● The request
Report how many lines hold the word "true"; give nothing but the number.

● Records provided

▶

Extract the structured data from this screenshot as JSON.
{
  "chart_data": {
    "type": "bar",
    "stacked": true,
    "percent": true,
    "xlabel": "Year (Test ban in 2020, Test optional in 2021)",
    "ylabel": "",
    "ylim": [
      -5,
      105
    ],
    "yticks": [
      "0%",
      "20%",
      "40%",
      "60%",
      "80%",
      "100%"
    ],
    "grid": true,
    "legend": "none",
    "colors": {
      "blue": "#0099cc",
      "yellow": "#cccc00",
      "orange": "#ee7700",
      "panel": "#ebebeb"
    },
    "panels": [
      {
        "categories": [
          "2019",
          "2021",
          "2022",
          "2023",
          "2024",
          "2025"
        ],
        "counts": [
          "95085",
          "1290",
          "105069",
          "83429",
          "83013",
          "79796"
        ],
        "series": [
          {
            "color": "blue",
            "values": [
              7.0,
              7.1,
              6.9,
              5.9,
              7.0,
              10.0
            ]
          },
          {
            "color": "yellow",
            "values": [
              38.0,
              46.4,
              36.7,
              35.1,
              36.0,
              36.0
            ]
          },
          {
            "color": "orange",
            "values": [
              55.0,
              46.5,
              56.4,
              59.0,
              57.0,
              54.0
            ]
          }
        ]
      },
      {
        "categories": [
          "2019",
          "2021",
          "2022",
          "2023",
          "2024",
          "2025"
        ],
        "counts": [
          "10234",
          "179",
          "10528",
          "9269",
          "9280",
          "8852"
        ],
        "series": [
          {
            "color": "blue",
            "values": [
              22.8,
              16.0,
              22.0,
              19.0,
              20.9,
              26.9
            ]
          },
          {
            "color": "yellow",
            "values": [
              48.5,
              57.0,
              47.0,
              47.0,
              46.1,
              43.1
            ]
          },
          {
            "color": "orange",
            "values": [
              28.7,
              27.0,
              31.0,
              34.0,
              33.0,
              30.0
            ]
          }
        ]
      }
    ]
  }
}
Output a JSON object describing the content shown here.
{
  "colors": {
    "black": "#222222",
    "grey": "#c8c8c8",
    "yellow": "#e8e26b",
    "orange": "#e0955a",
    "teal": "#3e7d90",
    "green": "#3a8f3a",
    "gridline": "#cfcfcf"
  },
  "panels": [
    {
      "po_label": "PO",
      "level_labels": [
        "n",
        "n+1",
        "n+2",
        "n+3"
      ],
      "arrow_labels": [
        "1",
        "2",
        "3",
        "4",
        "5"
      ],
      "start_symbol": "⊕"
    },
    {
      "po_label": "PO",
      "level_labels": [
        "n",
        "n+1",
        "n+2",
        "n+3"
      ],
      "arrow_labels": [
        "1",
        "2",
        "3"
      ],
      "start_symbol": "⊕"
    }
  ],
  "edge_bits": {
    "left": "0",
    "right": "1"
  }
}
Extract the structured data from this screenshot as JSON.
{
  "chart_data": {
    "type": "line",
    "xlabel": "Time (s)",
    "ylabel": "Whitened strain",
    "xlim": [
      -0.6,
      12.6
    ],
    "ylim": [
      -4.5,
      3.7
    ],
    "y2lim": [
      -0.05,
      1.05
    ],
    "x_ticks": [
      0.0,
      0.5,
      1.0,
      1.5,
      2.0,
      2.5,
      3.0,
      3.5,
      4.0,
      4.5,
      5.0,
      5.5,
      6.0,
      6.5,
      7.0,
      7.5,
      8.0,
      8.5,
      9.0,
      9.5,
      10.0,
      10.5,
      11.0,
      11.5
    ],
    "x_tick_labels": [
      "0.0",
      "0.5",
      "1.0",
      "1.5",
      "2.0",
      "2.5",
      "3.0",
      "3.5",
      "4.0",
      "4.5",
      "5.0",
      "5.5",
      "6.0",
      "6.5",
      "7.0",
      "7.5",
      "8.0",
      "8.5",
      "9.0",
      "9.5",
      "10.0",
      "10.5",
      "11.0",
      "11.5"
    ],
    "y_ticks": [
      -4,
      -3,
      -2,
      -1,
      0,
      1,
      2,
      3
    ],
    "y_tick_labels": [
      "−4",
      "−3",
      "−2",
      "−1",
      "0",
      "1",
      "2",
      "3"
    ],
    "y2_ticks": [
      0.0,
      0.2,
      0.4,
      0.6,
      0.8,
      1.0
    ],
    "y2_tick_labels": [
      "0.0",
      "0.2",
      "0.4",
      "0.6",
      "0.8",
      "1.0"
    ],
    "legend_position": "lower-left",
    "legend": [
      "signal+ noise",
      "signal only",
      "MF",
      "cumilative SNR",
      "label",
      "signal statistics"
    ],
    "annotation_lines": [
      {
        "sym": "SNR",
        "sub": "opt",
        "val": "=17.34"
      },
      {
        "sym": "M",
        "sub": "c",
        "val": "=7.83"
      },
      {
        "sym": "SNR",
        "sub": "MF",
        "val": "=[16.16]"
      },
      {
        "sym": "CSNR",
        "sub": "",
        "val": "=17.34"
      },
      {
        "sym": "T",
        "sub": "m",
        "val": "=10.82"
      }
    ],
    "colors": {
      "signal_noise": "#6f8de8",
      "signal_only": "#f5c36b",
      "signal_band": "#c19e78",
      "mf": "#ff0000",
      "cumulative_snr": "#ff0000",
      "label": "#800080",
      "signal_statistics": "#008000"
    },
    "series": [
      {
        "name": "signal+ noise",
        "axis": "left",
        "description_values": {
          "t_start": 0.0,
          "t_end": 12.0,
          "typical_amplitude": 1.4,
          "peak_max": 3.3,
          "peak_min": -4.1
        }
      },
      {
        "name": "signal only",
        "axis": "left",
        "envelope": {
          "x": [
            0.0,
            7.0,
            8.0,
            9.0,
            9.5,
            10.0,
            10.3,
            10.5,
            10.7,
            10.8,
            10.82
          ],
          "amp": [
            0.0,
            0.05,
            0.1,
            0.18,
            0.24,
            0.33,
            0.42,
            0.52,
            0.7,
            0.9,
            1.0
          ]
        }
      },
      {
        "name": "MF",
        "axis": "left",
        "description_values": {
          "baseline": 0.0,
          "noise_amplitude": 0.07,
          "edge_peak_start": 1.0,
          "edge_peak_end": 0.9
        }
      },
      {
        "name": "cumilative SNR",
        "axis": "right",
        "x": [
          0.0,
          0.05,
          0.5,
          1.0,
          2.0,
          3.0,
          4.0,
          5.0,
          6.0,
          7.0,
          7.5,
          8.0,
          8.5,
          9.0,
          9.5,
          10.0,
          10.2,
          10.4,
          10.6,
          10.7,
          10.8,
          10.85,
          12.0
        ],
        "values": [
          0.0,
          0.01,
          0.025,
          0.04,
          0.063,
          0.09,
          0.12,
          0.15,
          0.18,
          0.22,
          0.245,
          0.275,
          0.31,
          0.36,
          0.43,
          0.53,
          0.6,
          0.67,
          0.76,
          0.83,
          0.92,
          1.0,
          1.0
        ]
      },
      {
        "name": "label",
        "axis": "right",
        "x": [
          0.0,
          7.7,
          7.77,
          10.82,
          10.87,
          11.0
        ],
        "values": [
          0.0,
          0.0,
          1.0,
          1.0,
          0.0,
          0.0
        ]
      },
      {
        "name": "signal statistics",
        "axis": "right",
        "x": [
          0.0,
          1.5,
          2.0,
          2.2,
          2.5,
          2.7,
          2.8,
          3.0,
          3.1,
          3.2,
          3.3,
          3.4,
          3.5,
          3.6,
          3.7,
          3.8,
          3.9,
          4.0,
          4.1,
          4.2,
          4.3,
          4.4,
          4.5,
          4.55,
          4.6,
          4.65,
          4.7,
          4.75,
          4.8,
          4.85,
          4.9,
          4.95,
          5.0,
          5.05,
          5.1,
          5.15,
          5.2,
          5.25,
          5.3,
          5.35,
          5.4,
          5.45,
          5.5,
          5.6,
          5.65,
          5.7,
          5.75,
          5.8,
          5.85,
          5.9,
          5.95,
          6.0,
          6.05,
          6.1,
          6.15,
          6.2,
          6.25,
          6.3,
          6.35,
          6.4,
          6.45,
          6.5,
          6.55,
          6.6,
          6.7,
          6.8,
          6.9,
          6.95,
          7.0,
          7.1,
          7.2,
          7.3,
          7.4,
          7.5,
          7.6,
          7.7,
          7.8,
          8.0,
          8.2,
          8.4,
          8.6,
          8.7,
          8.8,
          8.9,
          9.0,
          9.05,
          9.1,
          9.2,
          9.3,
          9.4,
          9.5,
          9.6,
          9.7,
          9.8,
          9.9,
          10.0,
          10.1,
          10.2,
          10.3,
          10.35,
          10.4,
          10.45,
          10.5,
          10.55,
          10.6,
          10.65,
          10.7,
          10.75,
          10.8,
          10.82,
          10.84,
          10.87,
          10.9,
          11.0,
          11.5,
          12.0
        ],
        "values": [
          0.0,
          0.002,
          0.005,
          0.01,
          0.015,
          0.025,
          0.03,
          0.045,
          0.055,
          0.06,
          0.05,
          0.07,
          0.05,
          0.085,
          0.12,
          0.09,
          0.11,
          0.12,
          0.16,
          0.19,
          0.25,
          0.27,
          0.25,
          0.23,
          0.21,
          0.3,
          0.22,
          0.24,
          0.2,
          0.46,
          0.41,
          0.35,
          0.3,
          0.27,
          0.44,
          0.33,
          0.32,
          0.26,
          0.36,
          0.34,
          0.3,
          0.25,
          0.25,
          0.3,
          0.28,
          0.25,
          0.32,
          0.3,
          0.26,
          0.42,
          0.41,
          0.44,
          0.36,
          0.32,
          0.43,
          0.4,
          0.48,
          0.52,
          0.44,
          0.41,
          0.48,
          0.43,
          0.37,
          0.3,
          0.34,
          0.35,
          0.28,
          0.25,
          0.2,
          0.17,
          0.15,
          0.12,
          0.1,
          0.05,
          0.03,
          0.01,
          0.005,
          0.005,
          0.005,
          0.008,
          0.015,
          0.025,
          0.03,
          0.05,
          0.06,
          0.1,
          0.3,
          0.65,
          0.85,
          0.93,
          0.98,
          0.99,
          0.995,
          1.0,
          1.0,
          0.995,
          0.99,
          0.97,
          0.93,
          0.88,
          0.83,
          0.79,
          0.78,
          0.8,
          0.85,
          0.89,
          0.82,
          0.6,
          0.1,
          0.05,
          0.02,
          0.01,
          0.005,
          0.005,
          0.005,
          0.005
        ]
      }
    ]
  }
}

◀

● Output below
3